[SELECTED PASSAGE]
^^^^^^^^

Yesterday I was in a department store with my mom, and ran into the ex-wife of an old friend of mine and my husbands. She had her kids with her, and after I got over the initial shock of seeing how big they were, we chatted for a while. Her husband was part of a circle of friends that DFM and I have asolutely nothing to do with anymore, and she had news from every corner of the world about them. Two of the men in the group are serious ex-boyfriends of mine, and one woman an “ex” of DFM. It seems one of my “ex” and DFM’s “ex” are now together and have two children. Another lives in Hawaii and runs a restaurant owned by yet another old friend. Others are scattered, but from what she told me, they have all basically settled down, which is astonishing considering how messed up this group of people were! I guess anything is possible.

^^^^^^^^

[STORED RECORDS]
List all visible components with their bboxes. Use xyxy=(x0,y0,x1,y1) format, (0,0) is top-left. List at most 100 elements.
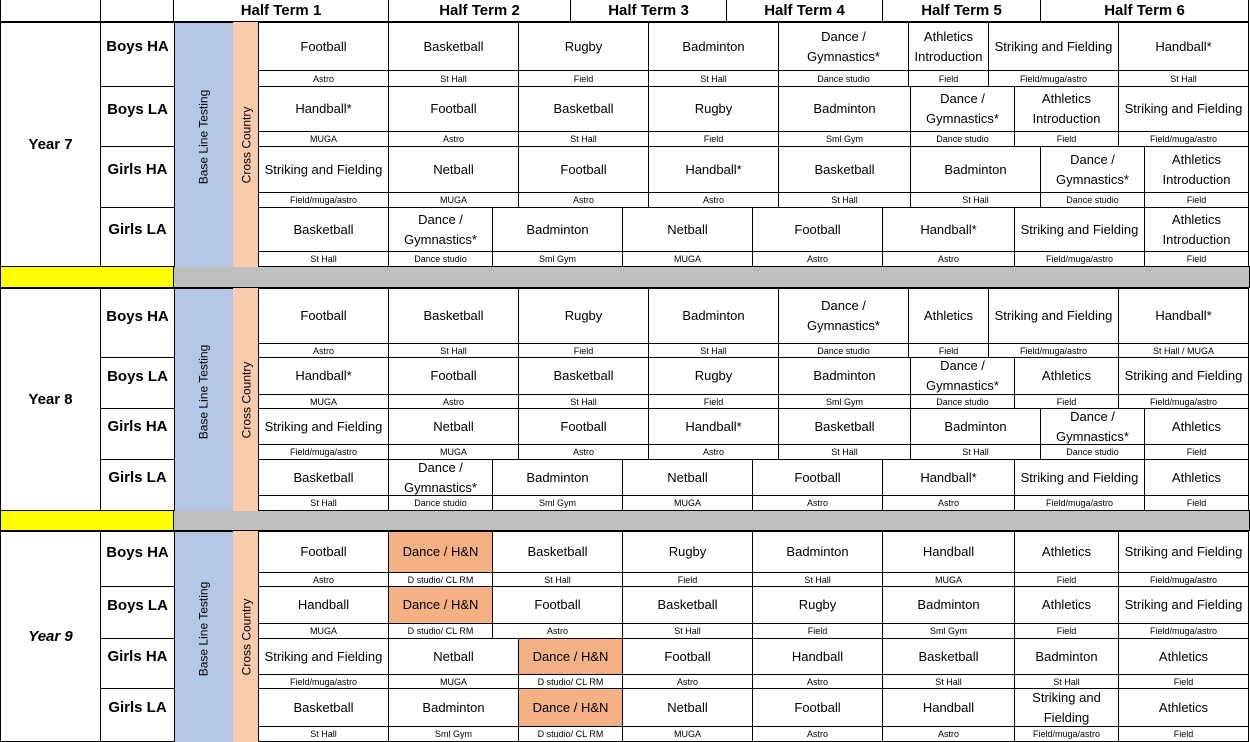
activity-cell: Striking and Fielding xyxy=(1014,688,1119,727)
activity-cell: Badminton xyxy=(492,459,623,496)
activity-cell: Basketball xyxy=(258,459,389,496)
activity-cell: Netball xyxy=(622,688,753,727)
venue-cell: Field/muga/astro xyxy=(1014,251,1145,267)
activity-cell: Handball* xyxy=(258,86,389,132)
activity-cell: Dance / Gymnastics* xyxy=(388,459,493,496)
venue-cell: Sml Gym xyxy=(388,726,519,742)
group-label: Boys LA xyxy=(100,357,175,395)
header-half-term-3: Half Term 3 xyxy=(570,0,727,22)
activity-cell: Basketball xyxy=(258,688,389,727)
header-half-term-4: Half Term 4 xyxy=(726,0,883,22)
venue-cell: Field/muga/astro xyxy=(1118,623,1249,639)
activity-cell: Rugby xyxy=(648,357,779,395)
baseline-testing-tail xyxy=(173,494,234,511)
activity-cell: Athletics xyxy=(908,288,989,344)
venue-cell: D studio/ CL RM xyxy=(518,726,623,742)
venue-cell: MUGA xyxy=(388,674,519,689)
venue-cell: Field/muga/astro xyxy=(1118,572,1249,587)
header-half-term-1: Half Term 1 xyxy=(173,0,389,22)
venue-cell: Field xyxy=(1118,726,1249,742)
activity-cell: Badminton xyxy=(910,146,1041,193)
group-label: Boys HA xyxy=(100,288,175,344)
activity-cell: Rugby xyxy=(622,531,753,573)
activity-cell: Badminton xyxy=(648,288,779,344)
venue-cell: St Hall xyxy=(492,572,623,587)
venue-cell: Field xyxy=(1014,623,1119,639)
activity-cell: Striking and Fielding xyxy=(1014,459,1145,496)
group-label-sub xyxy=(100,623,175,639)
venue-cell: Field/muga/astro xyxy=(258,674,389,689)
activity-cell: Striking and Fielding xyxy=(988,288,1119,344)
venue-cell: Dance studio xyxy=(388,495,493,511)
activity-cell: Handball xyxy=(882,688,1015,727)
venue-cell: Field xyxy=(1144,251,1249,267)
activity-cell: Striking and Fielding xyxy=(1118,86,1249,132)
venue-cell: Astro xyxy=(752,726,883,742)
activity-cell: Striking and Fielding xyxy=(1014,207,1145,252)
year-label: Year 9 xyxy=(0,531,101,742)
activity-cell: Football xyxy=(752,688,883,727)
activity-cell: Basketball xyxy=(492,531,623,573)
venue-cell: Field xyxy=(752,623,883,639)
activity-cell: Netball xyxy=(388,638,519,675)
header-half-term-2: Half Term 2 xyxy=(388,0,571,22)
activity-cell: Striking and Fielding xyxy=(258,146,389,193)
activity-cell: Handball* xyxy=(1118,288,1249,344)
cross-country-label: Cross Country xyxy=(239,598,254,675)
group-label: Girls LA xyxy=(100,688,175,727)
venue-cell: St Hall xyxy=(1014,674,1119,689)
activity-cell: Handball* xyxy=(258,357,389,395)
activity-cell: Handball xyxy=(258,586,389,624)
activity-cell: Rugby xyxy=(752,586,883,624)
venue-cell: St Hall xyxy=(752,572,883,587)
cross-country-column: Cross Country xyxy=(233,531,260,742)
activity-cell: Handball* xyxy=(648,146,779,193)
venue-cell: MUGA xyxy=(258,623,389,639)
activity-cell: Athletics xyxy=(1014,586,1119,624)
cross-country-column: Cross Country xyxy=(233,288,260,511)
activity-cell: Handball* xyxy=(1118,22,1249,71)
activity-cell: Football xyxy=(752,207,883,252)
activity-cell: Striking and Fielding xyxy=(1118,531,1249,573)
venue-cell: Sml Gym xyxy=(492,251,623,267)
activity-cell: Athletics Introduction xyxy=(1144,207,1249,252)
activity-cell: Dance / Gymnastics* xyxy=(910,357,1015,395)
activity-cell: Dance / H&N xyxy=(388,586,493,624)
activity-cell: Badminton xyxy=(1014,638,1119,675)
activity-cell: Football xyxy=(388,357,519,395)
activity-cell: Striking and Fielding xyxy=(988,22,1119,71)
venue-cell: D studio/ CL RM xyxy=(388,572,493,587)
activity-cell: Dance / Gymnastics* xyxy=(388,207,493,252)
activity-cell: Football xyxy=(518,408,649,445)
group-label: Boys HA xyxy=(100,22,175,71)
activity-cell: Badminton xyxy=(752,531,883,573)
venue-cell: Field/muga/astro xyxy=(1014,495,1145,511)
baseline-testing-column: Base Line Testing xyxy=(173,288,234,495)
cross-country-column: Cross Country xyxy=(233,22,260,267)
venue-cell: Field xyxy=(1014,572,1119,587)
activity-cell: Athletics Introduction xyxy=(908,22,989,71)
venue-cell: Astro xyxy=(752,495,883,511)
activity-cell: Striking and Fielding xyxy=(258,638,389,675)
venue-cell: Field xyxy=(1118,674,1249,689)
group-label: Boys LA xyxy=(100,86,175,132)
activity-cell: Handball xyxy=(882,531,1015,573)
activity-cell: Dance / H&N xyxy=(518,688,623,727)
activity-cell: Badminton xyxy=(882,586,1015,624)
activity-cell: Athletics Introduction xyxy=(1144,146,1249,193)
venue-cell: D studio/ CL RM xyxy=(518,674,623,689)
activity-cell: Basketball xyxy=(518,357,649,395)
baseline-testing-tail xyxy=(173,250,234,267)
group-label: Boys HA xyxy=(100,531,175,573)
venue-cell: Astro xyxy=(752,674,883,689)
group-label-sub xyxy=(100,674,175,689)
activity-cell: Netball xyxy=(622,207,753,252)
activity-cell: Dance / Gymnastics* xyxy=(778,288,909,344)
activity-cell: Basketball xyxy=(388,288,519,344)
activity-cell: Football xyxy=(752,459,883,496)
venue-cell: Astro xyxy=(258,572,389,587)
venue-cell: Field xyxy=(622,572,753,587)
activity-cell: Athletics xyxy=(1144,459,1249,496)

^^^^^^^^

[WHAT IS NEEDED]
Translate this sentence from the department store passage into Spanish: "Yesterday I was in a department store with my mom, and ran into the ex-wife of an old friend of mine and my husbands." Rely only on the text itself.

[ANSWER BELOW]
Ayer estaba en una tienda departamental con mi mamá y me encontré con la exesposa de un viejo amigo mío y de mi esposo.